◆ **The request**:
What number of lines hold the word "this"? State that number and nothing besides.

◆ **Listed entries**:
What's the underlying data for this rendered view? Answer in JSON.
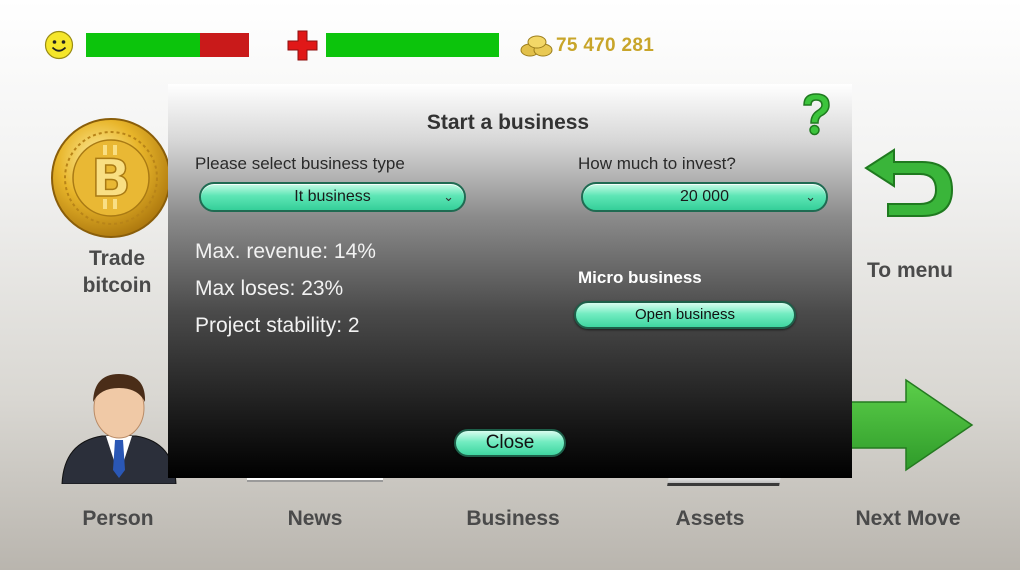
{
  "hud": {
    "happiness_level": 0.7,
    "health_level": 1.0,
    "money": "75 470 281",
    "colors": {
      "good": "#0cc40c",
      "bad": "#c91a1a",
      "money": "#c8a52a"
    }
  },
  "menu": {
    "trade_bitcoin": "Trade\nbitcoin",
    "to_menu": "To menu",
    "person": "Person",
    "news": "News",
    "business": "Business",
    "assets": "Assets",
    "next_move": "Next Move"
  },
  "dialog": {
    "title": "Start a business",
    "type_label": "Please select business type",
    "type_value": "It business",
    "invest_label": "How much to invest?",
    "invest_value": "20 000",
    "max_revenue": "Max. revenue: 14%",
    "max_loses": "Max loses: 23%",
    "stability": "Project stability: 2",
    "business_name": "Micro business",
    "open_label": "Open business",
    "close_label": "Close"
  },
  "icons": [
    "smiley-icon",
    "health-cross-icon",
    "coins-icon",
    "bitcoin-icon",
    "back-arrow-icon",
    "person-icon",
    "next-arrow-icon",
    "help-icon",
    "chevron-down-icon"
  ]
}
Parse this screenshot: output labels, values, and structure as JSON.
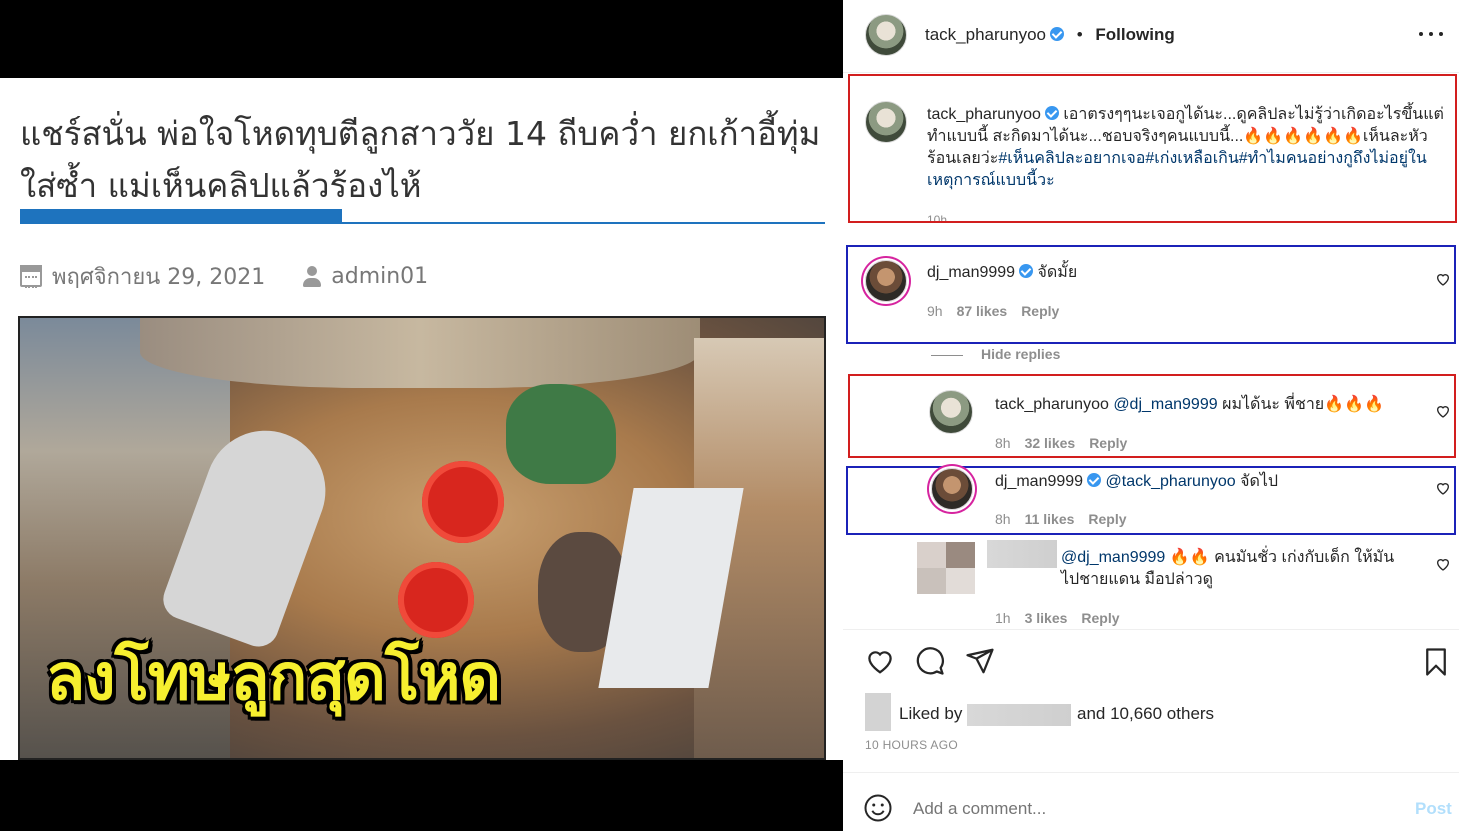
{
  "article": {
    "headline": "แชร์สนั่น พ่อใจโหดทุบตีลูกสาววัย 14 ถีบคว่ำ ยกเก้าอี้ทุ่มใส่ซ้ำ แม่เห็นคลิปแล้วร้องไห้",
    "date": "พฤศจิกายน 29, 2021",
    "author": "admin01",
    "image_caption": "ลงโทษลูกสุดโหด",
    "accent_color": "#1e73be"
  },
  "post": {
    "username": "tack_pharunyoo",
    "follow_status": "Following",
    "separator": "•",
    "more_icon": "more-horizontal-icon",
    "caption_text": "เอาตรงๆๆนะเจอกูได้นะ...ดูคลิปละไม่รู้ว่าเกิดอะไรขึ้นแต่ทำแบบนี้ สะกิดมาได้นะ...ชอบจริงๆคนแบบนี้...",
    "caption_emojis": "🔥🔥🔥🔥🔥🔥",
    "caption_after": "เห็นละหัวร้อนเลยว่ะ",
    "caption_tags": "#เห็นคลิปละอยากเจอ#เก่งเหลือเกิน#ทำไมคนอย่างกูถึงไม่อยู่ในเหตุการณ์แบบนี้วะ",
    "caption_time": "10h"
  },
  "comments": [
    {
      "user": "dj_man9999",
      "text": "จัดมั้ย",
      "time": "9h",
      "likes": "87 likes",
      "reply": "Reply"
    },
    {
      "user": "tack_pharunyoo",
      "mention": "@dj_man9999",
      "text": "ผมได้นะ พี่ชาย",
      "emojis": "🔥🔥🔥",
      "time": "8h",
      "likes": "32 likes",
      "reply": "Reply"
    },
    {
      "user": "dj_man9999",
      "mention": "@tack_pharunyoo",
      "text": "จัดไป",
      "time": "8h",
      "likes": "11 likes",
      "reply": "Reply"
    },
    {
      "mention": "@dj_man9999",
      "emojis": "🔥🔥",
      "text": "คนมันชั่ว เก่งกับเด็ก ให้มันไปชายแดน มือปล่าวดู",
      "time": "1h",
      "likes": "3 likes",
      "reply": "Reply"
    }
  ],
  "hide_replies": "Hide replies",
  "actions": {
    "like_icon": "heart-icon",
    "comment_icon": "comment-icon",
    "share_icon": "share-icon",
    "save_icon": "bookmark-icon"
  },
  "likes": {
    "prefix": "Liked by",
    "suffix": "and 10,660 others",
    "timestamp": "10 HOURS AGO"
  },
  "add_comment": {
    "placeholder": "Add a comment...",
    "post_label": "Post",
    "emoji_icon": "smiley-icon"
  },
  "colors": {
    "red_box": "#d21e1e",
    "blue_box": "#1b22b8",
    "verified": "#3897f0",
    "link": "#00376b",
    "post_button": "#b2dffc"
  }
}
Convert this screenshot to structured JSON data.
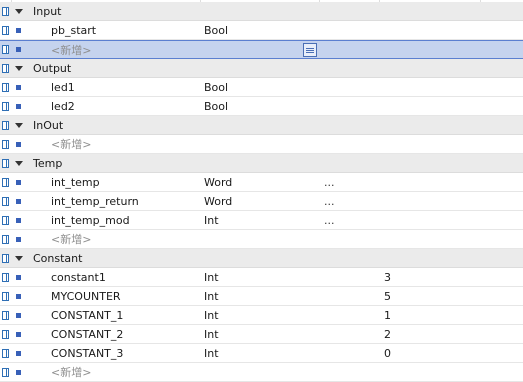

◆ **Task output**:
3